Records from a collection:
—————

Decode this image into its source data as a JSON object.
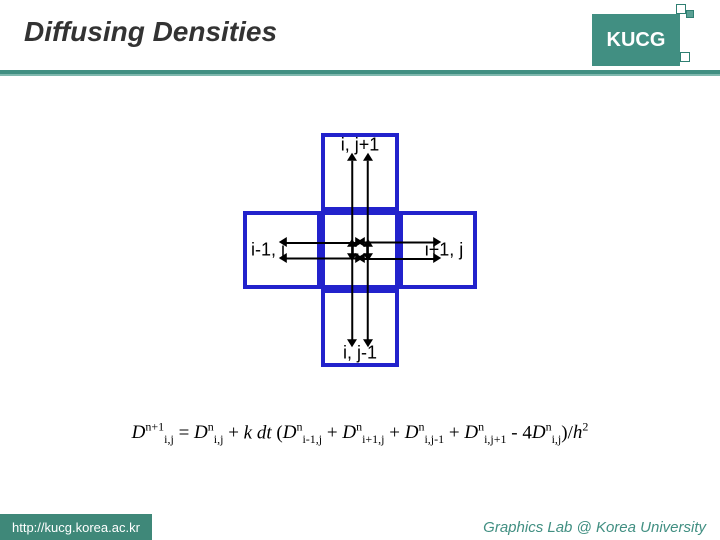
{
  "colors": {
    "bg": "#ffffff",
    "accent": "#418f82",
    "accent_light": "#7fb8ae",
    "title": "#333333",
    "cell_border": "#2222cc",
    "footer_left_bg": "#3f8879"
  },
  "header": {
    "title": "Diffusing Densities",
    "logo_text": "KUCG"
  },
  "stencil": {
    "cell_size": 78,
    "border_width": 4,
    "labels": {
      "top": "i, j+1",
      "left": "i-1, j",
      "center": "i, j",
      "right": "i+1, j",
      "bottom": "i, j-1"
    }
  },
  "equation": {
    "lhs_base": "D",
    "lhs_sup": "n+1",
    "lhs_sub": "i,j",
    "eq": " = ",
    "terms": [
      {
        "base": "D",
        "sup": "n",
        "sub": "i,j"
      },
      {
        "plain": " + "
      },
      {
        "plain": "k dt",
        "italic": true
      },
      {
        "plain": " ("
      },
      {
        "base": "D",
        "sup": "n",
        "sub": "i-1,j"
      },
      {
        "plain": " + "
      },
      {
        "base": "D",
        "sup": "n",
        "sub": "i+1,j"
      },
      {
        "plain": " + "
      },
      {
        "base": "D",
        "sup": "n",
        "sub": "i,j-1"
      },
      {
        "plain": " + "
      },
      {
        "base": "D",
        "sup": "n",
        "sub": "i,j+1"
      },
      {
        "plain": " - 4"
      },
      {
        "base": "D",
        "sup": "n",
        "sub": "i,j"
      },
      {
        "plain": ")/"
      },
      {
        "base": "h",
        "sup": "2",
        "italic": true
      }
    ]
  },
  "footer": {
    "left": "http://kucg.korea.ac.kr",
    "right": "Graphics Lab @ Korea University"
  }
}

—————

§ **DIRECTIONS FOR THIS TASK**:
Transcribe the material exactly, keeping every word and none of the pictures.

§ **CORRECT RESULT**:
Decode this image into its source data as a JSON object.
{
  "colors": {
    "bg": "#ffffff",
    "accent": "#418f82",
    "accent_light": "#7fb8ae",
    "title": "#333333",
    "cell_border": "#2222cc",
    "footer_left_bg": "#3f8879"
  },
  "header": {
    "title": "Diffusing Densities",
    "logo_text": "KUCG"
  },
  "stencil": {
    "cell_size": 78,
    "border_width": 4,
    "labels": {
      "top": "i, j+1",
      "left": "i-1, j",
      "center": "i, j",
      "right": "i+1, j",
      "bottom": "i, j-1"
    }
  },
  "equation": {
    "lhs_base": "D",
    "lhs_sup": "n+1",
    "lhs_sub": "i,j",
    "eq": " = ",
    "terms": [
      {
        "base": "D",
        "sup": "n",
        "sub": "i,j"
      },
      {
        "plain": " + "
      },
      {
        "plain": "k dt",
        "italic": true
      },
      {
        "plain": " ("
      },
      {
        "base": "D",
        "sup": "n",
        "sub": "i-1,j"
      },
      {
        "plain": " + "
      },
      {
        "base": "D",
        "sup": "n",
        "sub": "i+1,j"
      },
      {
        "plain": " + "
      },
      {
        "base": "D",
        "sup": "n",
        "sub": "i,j-1"
      },
      {
        "plain": " + "
      },
      {
        "base": "D",
        "sup": "n",
        "sub": "i,j+1"
      },
      {
        "plain": " - 4"
      },
      {
        "base": "D",
        "sup": "n",
        "sub": "i,j"
      },
      {
        "plain": ")/"
      },
      {
        "base": "h",
        "sup": "2",
        "italic": true
      }
    ]
  },
  "footer": {
    "left": "http://kucg.korea.ac.kr",
    "right": "Graphics Lab @ Korea University"
  }
}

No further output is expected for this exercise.